→ Task to complete: Each entry below should be echoed exactly, with pictures omitted.

[Dataset records]

------------

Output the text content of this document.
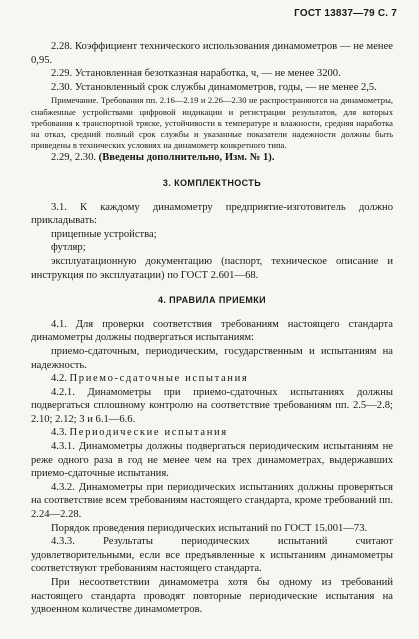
ГОСТ 13837—79 С. 7

2.28. Коэффициент технического использования динамометров — не менее 0,95.

2.29. Установленная безотказная наработка, ч, — не менее 3200.

2.30. Установленный срок службы динамометров, годы, — не менее 2,5.

Примечание. Требования пп. 2.16—2.19 и 2.26—2.30 не распространяются на динамометры, снабженные устройствами цифровой индикации и регистрации результатов, для которых требования к транспортной тряске, устойчивости к температуре и влажности, средняя наработка на отказ, средний полный срок службы и указанные показатели надежности должны быть приведены в технических условиях на динамометр конкретного типа.

2.29, 2.30. (Введены дополнительно, Изм. № 1).

3. КОМПЛЕКТНОСТЬ

3.1. К каждому динамометру предприятие-изготовитель должно прикладывать:

прицепные устройства;

футляр;

эксплуатационную документацию (паспорт, техническое описание и инструкция по эксплуатации) по ГОСТ 2.601—68.

4. ПРАВИЛА ПРИЕМКИ

4.1. Для проверки соответствия требованиям настоящего стандарта динамометры должны подвергаться испытаниям:

приемо-сдаточным, периодическим, государственным и испытаниям на надежность.

4.2. Приемо-сдаточные испытания

4.2.1. Динамометры при приемо-сдаточных испытаниях должны подвергаться сплошному контролю на соответствие требованиям пп. 2.5—2.8; 2.10; 2.12; 3 и 6.1—6.6.

4.3. Периодические испытания

4.3.1. Динамометры должны подвергаться периодическим испытаниям не реже одного раза в год не менее чем на трех динамометрах, выдержавших приемо-сдаточные испытания.

4.3.2. Динамометры при периодических испытаниях должны проверяться на соответствие всем требованиям настоящего стандарта, кроме требований пп. 2.24—2.28.

Порядок проведения периодических испытаний по ГОСТ 15.001—73.

4.3.3. Результаты периодических испытаний считают удовлетворительными, если все предъявленные к испытаниям динамометры соответствуют требованиям настоящего стандарта.

При несоответствии динамометра хотя бы одному из требований настоящего стандарта проводят повторные периодические испытания на удвоенном количестве динамометров.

------------

→ Solution:
Output the text content of this document.
ГОСТ 13837—79 С. 7

2.28. Коэффициент технического использования динамометров — не менее 0,95.

2.29. Установленная безотказная наработка, ч, — не менее 3200.

2.30. Установленный срок службы динамометров, годы, — не менее 2,5.

Примечание. Требования пп. 2.16—2.19 и 2.26—2.30 не распространяются на динамометры, снабженные устройствами цифровой индикации и регистрации результатов, для которых требования к транспортной тряске, устойчивости к температуре и влажности, средняя наработка на отказ, средний полный срок службы и указанные показатели надежности должны быть приведены в технических условиях на динамометр конкретного типа.

2.29, 2.30. (Введены дополнительно, Изм. № 1).

3. КОМПЛЕКТНОСТЬ

3.1. К каждому динамометру предприятие-изготовитель должно прикладывать:

прицепные устройства;

футляр;

эксплуатационную документацию (паспорт, техническое описание и инструкция по эксплуатации) по ГОСТ 2.601—68.

4. ПРАВИЛА ПРИЕМКИ

4.1. Для проверки соответствия требованиям настоящего стандарта динамометры должны подвергаться испытаниям:

приемо-сдаточным, периодическим, государственным и испытаниям на надежность.

4.2. Приемо-сдаточные испытания

4.2.1. Динамометры при приемо-сдаточных испытаниях должны подвергаться сплошному контролю на соответствие требованиям пп. 2.5—2.8; 2.10; 2.12; 3 и 6.1—6.6.

4.3. Периодические испытания

4.3.1. Динамометры должны подвергаться периодическим испытаниям не реже одного раза в год не менее чем на трех динамометрах, выдержавших приемо-сдаточные испытания.

4.3.2. Динамометры при периодических испытаниях должны проверяться на соответствие всем требованиям настоящего стандарта, кроме требований пп. 2.24—2.28.

Порядок проведения периодических испытаний по ГОСТ 15.001—73.

4.3.3. Результаты периодических испытаний считают удовлетворительными, если все предъявленные к испытаниям динамометры соответствуют требованиям настоящего стандарта.

При несоответствии динамометра хотя бы одному из требований настоящего стандарта проводят повторные периодические испытания на удвоенном количестве динамометров.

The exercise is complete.